#### MATERIAL SHOWN:
>>>

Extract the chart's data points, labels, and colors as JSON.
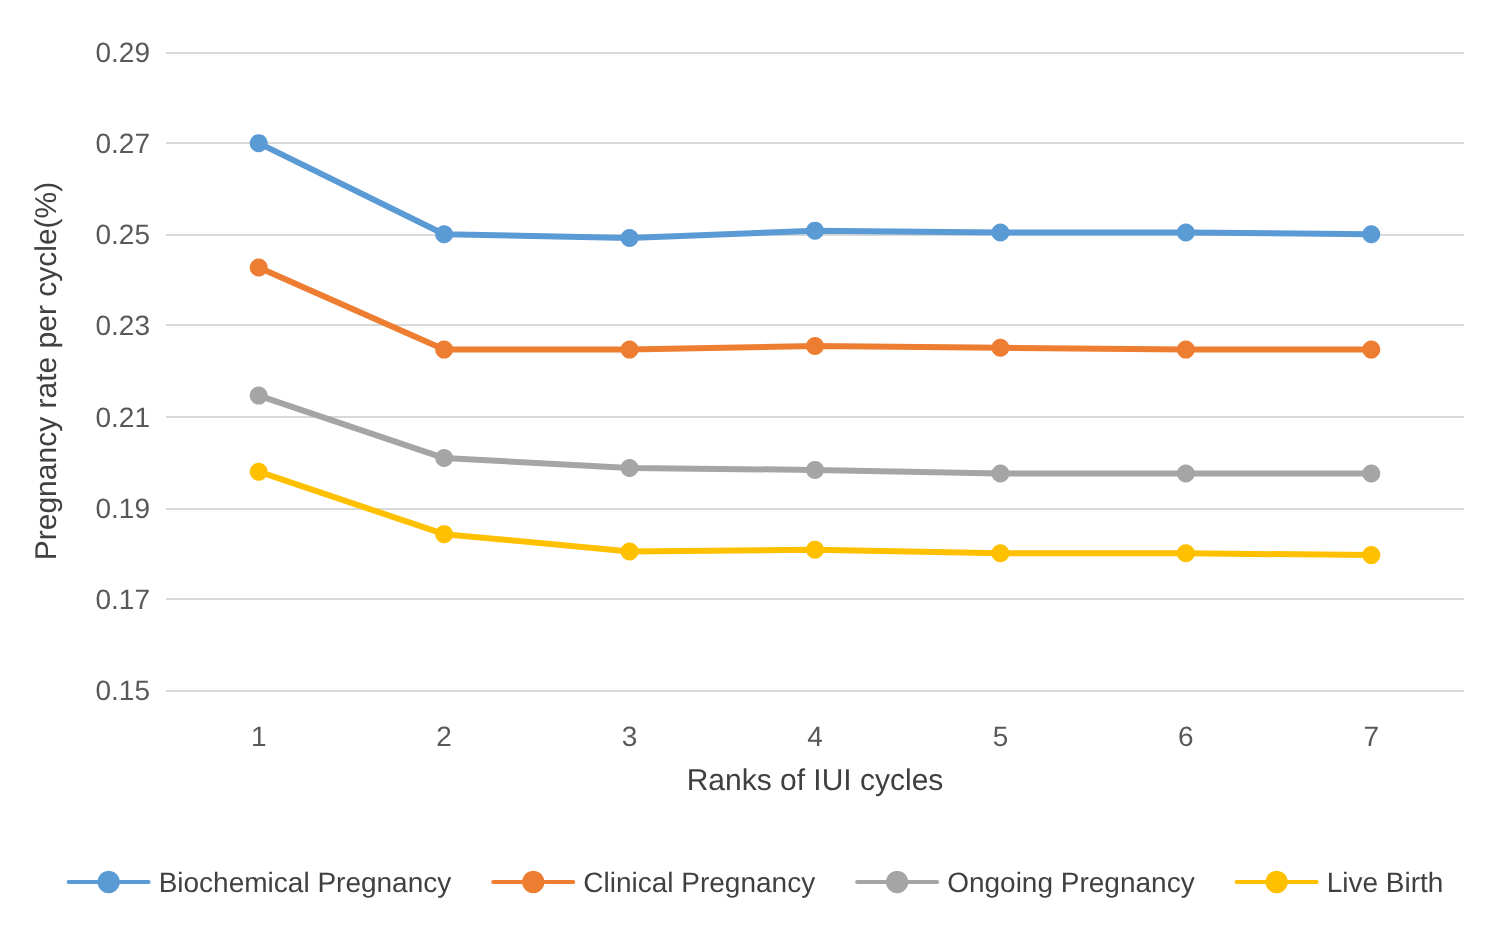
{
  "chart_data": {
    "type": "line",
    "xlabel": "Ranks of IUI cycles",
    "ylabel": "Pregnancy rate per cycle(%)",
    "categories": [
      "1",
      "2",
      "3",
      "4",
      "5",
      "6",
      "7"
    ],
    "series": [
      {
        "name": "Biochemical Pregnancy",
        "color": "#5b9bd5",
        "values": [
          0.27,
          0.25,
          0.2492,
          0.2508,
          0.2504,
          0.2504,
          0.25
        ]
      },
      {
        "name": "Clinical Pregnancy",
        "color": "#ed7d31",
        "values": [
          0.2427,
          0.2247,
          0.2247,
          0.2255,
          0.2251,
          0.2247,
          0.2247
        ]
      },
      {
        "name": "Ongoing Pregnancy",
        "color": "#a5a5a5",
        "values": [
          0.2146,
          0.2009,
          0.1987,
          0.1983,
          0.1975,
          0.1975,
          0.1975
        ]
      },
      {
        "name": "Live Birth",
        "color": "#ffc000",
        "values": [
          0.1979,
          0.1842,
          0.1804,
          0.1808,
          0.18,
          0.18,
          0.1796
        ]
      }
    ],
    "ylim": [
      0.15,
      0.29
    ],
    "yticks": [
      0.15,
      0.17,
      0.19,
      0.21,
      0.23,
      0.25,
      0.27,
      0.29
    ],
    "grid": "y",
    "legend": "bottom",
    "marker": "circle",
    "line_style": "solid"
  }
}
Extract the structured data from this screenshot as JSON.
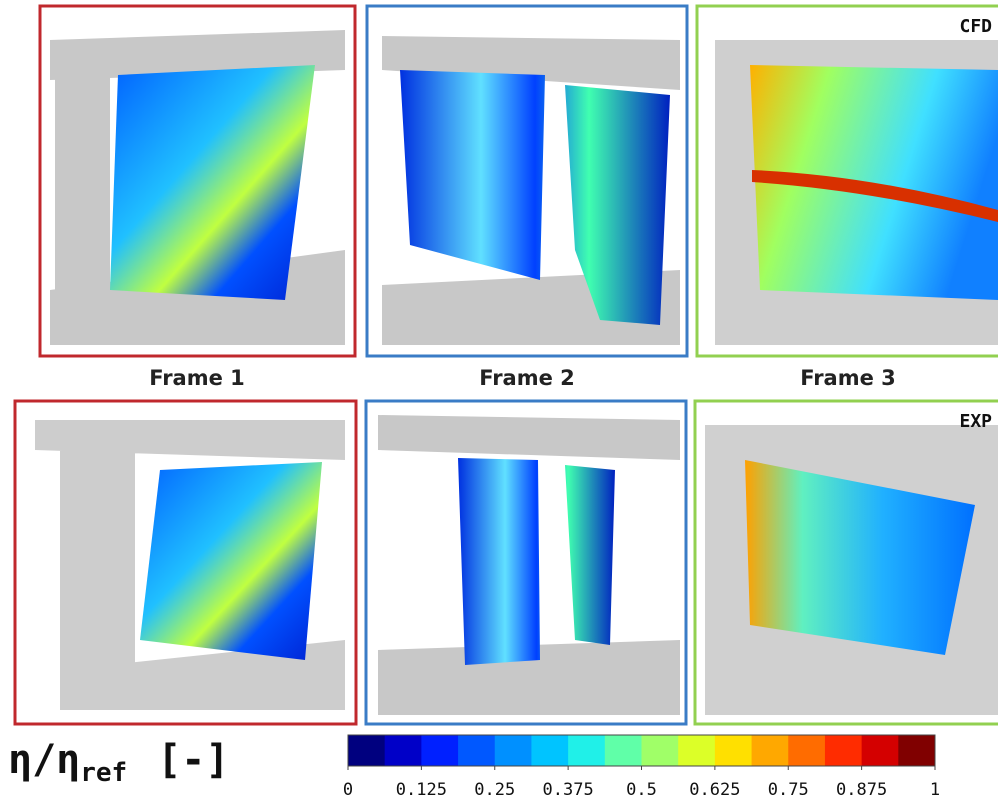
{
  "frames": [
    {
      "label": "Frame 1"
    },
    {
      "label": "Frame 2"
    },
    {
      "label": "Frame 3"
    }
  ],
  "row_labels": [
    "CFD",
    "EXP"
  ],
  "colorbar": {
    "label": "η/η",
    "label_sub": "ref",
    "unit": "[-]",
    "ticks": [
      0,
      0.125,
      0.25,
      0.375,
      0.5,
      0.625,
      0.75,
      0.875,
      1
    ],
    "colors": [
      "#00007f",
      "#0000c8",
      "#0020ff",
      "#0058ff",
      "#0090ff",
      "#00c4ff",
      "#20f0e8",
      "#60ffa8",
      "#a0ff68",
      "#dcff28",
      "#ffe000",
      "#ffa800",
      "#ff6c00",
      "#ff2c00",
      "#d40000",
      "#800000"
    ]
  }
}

<<<

State how many lines of the listing above include the word "Extract". Give nothing but the number.

#### EXPECTED OUTPUT:
2